+++ Available data +++
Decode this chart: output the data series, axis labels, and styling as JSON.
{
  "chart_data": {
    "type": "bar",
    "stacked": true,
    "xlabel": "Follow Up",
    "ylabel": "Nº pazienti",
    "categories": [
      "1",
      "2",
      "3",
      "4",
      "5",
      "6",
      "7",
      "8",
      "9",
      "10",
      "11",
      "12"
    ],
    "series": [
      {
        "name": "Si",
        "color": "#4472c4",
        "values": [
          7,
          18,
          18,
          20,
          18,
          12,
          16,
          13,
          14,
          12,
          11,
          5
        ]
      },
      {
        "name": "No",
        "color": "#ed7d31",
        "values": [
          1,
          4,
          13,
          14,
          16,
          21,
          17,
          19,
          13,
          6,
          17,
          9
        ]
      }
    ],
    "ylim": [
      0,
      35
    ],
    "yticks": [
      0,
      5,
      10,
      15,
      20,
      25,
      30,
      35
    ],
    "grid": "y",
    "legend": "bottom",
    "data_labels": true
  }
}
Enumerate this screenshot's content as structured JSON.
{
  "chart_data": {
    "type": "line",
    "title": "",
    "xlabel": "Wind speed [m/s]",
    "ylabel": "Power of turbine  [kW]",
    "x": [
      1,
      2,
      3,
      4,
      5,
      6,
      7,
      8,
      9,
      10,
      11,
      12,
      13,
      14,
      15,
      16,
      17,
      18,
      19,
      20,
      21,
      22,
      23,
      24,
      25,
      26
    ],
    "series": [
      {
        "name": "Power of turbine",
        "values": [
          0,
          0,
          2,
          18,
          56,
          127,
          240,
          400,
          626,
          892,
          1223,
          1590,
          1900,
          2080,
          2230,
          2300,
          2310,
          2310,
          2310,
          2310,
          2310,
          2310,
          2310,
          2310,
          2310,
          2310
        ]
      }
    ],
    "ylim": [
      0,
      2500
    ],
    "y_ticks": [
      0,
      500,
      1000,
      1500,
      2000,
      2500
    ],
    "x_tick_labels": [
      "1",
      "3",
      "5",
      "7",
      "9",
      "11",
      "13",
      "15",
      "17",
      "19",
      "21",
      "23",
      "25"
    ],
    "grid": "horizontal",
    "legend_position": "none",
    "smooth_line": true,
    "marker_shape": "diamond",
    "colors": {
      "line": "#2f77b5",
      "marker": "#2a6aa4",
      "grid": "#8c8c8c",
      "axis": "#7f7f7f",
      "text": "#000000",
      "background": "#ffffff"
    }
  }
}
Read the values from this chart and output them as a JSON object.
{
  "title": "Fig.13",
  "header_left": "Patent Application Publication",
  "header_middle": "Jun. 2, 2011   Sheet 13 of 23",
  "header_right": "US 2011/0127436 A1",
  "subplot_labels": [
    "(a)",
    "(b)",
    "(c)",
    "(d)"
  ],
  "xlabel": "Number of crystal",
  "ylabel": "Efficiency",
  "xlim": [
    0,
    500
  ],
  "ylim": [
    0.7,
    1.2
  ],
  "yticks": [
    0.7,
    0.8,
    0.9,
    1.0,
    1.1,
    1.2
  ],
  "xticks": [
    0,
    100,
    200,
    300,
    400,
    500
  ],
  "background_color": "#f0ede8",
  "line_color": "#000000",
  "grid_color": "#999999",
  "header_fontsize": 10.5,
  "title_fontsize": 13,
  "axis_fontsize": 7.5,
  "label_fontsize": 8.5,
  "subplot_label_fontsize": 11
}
+++
# [Requirements]
What is the number of lines in these records that contain "name"? Reply with the number only.

# [Task solution]
3